- Given information:
%%

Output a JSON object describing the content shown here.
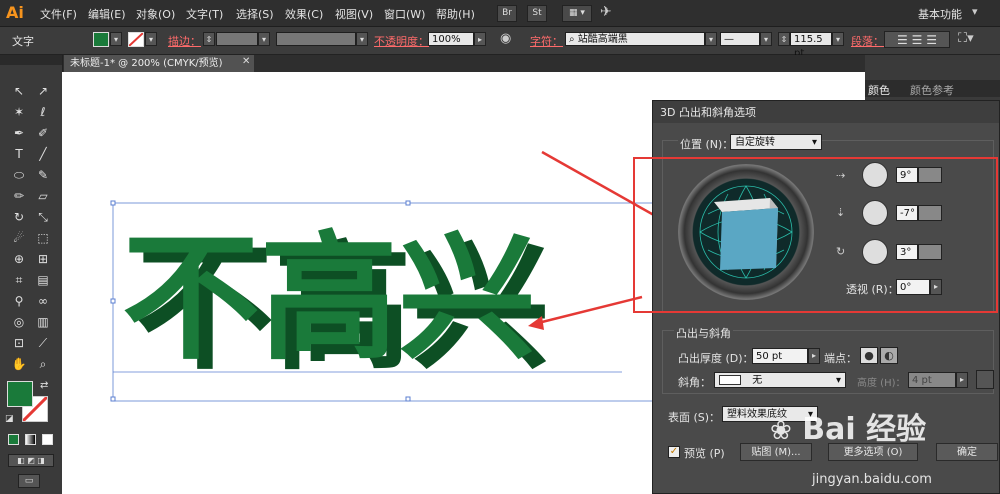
{
  "app": {
    "logo": "Ai",
    "workspace": "基本功能"
  },
  "menu": [
    "文件(F)",
    "编辑(E)",
    "对象(O)",
    "文字(T)",
    "选择(S)",
    "效果(C)",
    "视图(V)",
    "窗口(W)",
    "帮助(H)"
  ],
  "menubar_icons": {
    "br": "Br",
    "st": "St"
  },
  "control": {
    "selection_label": "文字",
    "stroke_label": "描边：",
    "opacity_label": "不透明度：",
    "opacity_value": "100%",
    "char_label": "字符：",
    "font_name": "站酷高端黑",
    "font_size": "115.5 pt",
    "para_label": "段落："
  },
  "document_tab": "未标题-1* @ 200% (CMYK/预览)",
  "panels": {
    "color_tab": "颜色",
    "color_ref_tab": "颜色参考"
  },
  "artwork": {
    "text": "不高兴",
    "color": "#1a7a3a"
  },
  "dialog": {
    "title": "3D 凸出和斜角选项",
    "position_label": "位置 (N)：",
    "position_value": "自定旋转",
    "rotation_x": "9°",
    "rotation_y": "-7°",
    "rotation_z": "3°",
    "perspective_label": "透视 (R)：",
    "perspective_value": "0°",
    "extrude_section": "凸出与斜角",
    "extrude_depth_label": "凸出厚度 (D)：",
    "extrude_depth_value": "50 pt",
    "cap_label": "端点：",
    "bevel_label": "斜角：",
    "bevel_value": "无",
    "height_label": "高度 (H)：",
    "height_value": "4 pt",
    "surface_label": "表面 (S)：",
    "surface_value": "塑料效果底纹",
    "preview_label": "预览 (P)",
    "map_button": "贴图 (M)...",
    "more_button": "更多选项 (O)",
    "ok_button": "确定"
  },
  "watermark": {
    "brand": "Bai 经验",
    "url": "jingyan.baidu.com"
  },
  "colors": {
    "accent_red": "#e53935",
    "fill_green": "#1a7a3a",
    "cube_blue": "#5aa7c4",
    "ai_orange": "#f7941d"
  }
}
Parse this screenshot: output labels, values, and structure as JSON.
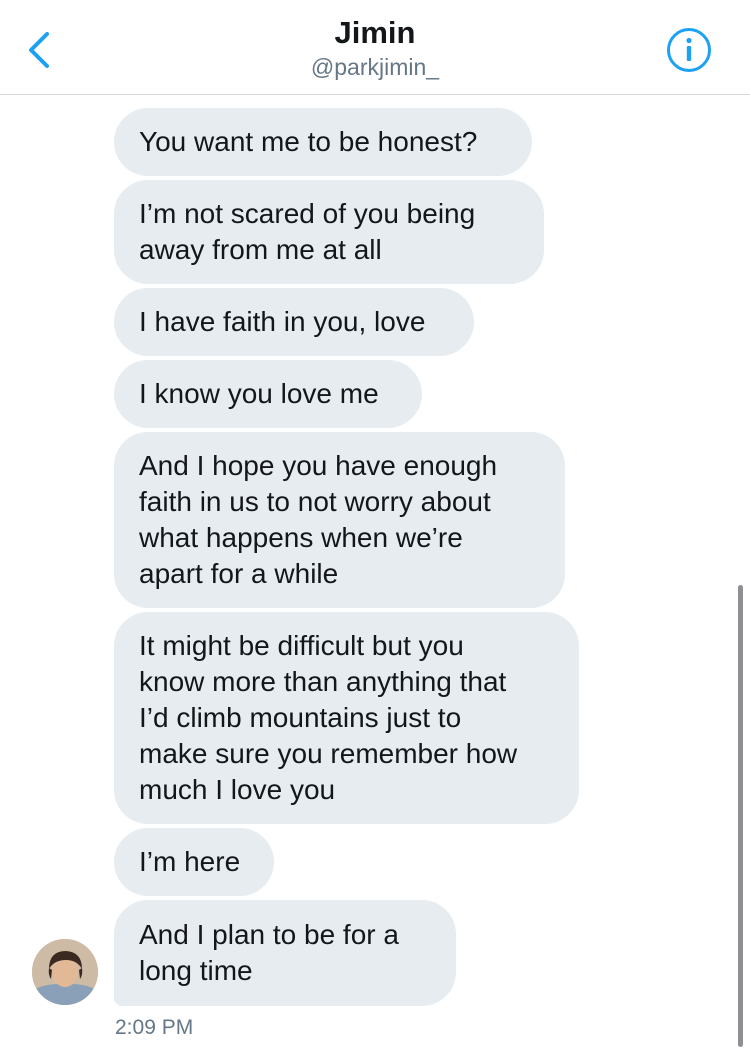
{
  "header": {
    "title": "Jimin",
    "handle": "@parkjimin_",
    "back_icon": "chevron-left-icon",
    "info_icon": "info-circle-icon",
    "accent_color": "#1da1f2"
  },
  "messages": [
    {
      "lines": [
        "You want me to be honest?"
      ]
    },
    {
      "lines": [
        "I’m not scared of you being",
        "away from me at all"
      ]
    },
    {
      "lines": [
        "I have faith in you, love"
      ]
    },
    {
      "lines": [
        "I know you love me"
      ]
    },
    {
      "lines": [
        "And I hope you have enough",
        "faith in us to not worry about",
        "what happens when we’re",
        "apart for a while"
      ]
    },
    {
      "lines": [
        "It might be difficult but you",
        "know more than anything that",
        "I’d climb mountains just to",
        "make sure you remember how",
        "much I love you"
      ]
    },
    {
      "lines": [
        "I’m here"
      ]
    },
    {
      "lines": [
        "And I plan to be for a",
        "long time"
      ]
    }
  ],
  "conversation": {
    "timestamp": "2:09 PM",
    "bubble_color": "#e6ecf0"
  }
}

%%

- Direction: Reproduce the whole listing exactly, but not the images in it.

- Correct answer:
Output a JSON object describing the content shown here.
{
  "app": {
    "logo": "Ai",
    "workspace": "基本功能"
  },
  "menu": [
    "文件(F)",
    "编辑(E)",
    "对象(O)",
    "文字(T)",
    "选择(S)",
    "效果(C)",
    "视图(V)",
    "窗口(W)",
    "帮助(H)"
  ],
  "menubar_icons": {
    "br": "Br",
    "st": "St"
  },
  "control": {
    "selection_label": "文字",
    "stroke_label": "描边：",
    "opacity_label": "不透明度：",
    "opacity_value": "100%",
    "char_label": "字符：",
    "font_name": "站酷高端黑",
    "font_size": "115.5 pt",
    "para_label": "段落："
  },
  "document_tab": "未标题-1* @ 200% (CMYK/预览)",
  "panels": {
    "color_tab": "颜色",
    "color_ref_tab": "颜色参考"
  },
  "artwork": {
    "text": "不高兴",
    "color": "#1a7a3a"
  },
  "dialog": {
    "title": "3D 凸出和斜角选项",
    "position_label": "位置 (N)：",
    "position_value": "自定旋转",
    "rotation_x": "9°",
    "rotation_y": "-7°",
    "rotation_z": "3°",
    "perspective_label": "透视 (R)：",
    "perspective_value": "0°",
    "extrude_section": "凸出与斜角",
    "extrude_depth_label": "凸出厚度 (D)：",
    "extrude_depth_value": "50 pt",
    "cap_label": "端点：",
    "bevel_label": "斜角：",
    "bevel_value": "无",
    "height_label": "高度 (H)：",
    "height_value": "4 pt",
    "surface_label": "表面 (S)：",
    "surface_value": "塑料效果底纹",
    "preview_label": "预览 (P)",
    "map_button": "贴图 (M)...",
    "more_button": "更多选项 (O)",
    "ok_button": "确定"
  },
  "watermark": {
    "brand": "Bai 经验",
    "url": "jingyan.baidu.com"
  },
  "colors": {
    "accent_red": "#e53935",
    "fill_green": "#1a7a3a",
    "cube_blue": "#5aa7c4",
    "ai_orange": "#f7941d"
  }
}
Parse this screenshot: output labels, values, and structure as JSON.
{
  "header": {
    "title": "Jimin",
    "handle": "@parkjimin_",
    "back_icon": "chevron-left-icon",
    "info_icon": "info-circle-icon",
    "accent_color": "#1da1f2"
  },
  "messages": [
    {
      "lines": [
        "You want me to be honest?"
      ]
    },
    {
      "lines": [
        "I’m not scared of you being",
        "away from me at all"
      ]
    },
    {
      "lines": [
        "I have faith in you, love"
      ]
    },
    {
      "lines": [
        "I know you love me"
      ]
    },
    {
      "lines": [
        "And I hope you have enough",
        "faith in us to not worry about",
        "what happens when we’re",
        "apart for a while"
      ]
    },
    {
      "lines": [
        "It might be difficult but you",
        "know more than anything that",
        "I’d climb mountains just to",
        "make sure you remember how",
        "much I love you"
      ]
    },
    {
      "lines": [
        "I’m here"
      ]
    },
    {
      "lines": [
        "And I plan to be for a",
        "long time"
      ]
    }
  ],
  "conversation": {
    "timestamp": "2:09 PM",
    "bubble_color": "#e6ecf0"
  }
}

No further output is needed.